───── MATERIAL PROVIDED

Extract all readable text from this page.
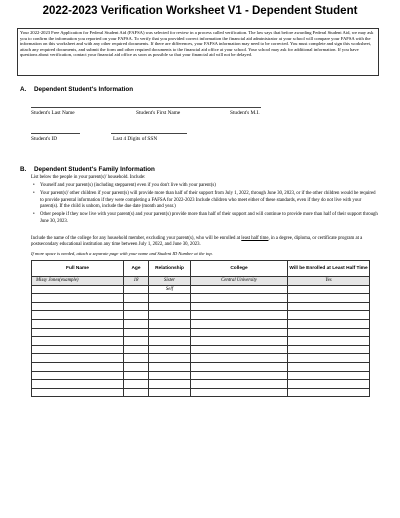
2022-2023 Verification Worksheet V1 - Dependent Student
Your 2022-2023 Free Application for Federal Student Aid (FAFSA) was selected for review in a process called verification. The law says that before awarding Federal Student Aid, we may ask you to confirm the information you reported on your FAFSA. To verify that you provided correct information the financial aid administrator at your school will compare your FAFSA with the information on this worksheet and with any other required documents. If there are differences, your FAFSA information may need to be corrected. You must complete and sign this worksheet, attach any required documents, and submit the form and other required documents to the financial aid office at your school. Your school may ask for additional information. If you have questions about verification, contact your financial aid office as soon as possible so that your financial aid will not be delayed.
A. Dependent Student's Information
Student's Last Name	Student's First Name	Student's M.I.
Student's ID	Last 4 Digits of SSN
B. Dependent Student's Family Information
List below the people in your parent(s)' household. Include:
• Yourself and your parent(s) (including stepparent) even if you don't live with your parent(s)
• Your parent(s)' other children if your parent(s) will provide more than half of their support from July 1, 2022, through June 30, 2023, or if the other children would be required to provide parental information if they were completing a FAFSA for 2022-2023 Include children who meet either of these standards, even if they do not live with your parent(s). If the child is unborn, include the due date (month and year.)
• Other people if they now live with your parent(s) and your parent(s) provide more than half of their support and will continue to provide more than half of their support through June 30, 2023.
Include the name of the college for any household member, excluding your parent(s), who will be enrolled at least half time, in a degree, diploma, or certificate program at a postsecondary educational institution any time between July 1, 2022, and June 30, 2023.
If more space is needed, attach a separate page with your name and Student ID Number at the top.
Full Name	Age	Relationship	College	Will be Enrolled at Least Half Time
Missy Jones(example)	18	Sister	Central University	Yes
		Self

──────────
───── MATERIAL PROVIDED

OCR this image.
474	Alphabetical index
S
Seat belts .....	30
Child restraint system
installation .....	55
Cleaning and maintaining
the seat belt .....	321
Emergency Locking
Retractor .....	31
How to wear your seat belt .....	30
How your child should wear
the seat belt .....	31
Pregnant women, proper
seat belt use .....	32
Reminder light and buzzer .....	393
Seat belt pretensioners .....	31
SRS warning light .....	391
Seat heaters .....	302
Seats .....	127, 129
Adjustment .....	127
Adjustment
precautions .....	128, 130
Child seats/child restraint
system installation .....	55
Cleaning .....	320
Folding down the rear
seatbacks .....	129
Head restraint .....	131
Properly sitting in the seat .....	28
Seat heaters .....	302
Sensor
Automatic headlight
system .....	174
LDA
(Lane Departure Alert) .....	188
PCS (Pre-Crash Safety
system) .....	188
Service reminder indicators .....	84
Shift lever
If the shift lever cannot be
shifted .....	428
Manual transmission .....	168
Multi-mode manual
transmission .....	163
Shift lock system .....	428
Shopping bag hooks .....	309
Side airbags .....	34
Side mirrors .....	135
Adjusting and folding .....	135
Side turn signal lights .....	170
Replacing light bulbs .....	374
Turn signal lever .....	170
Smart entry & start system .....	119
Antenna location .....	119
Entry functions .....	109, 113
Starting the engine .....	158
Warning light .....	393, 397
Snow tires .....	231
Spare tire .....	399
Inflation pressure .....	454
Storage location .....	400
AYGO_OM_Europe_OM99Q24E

──────────

GIVEN PROBLEM => Search the listing for the word "live" and return each line that holds it.

RESPONSE BELOW =>
• Yourself and your parent(s) (including stepparent) even if you don't live with your parent(s)
• Your parent(s)' other children if your parent(s) will provide more than half of their support from July 1, 2022, through June 30, 2023, or if the other children would be required to provide parental information if they were completing a FAFSA for 2022-2023 Include children who meet either of these standards, even if they do not live with your parent(s). If the child is unborn, include the due date (month and year.)
• Other people if they now live with your parent(s) and your parent(s) provide more than half of their support and will continue to provide more than half of their support through June 30, 2023.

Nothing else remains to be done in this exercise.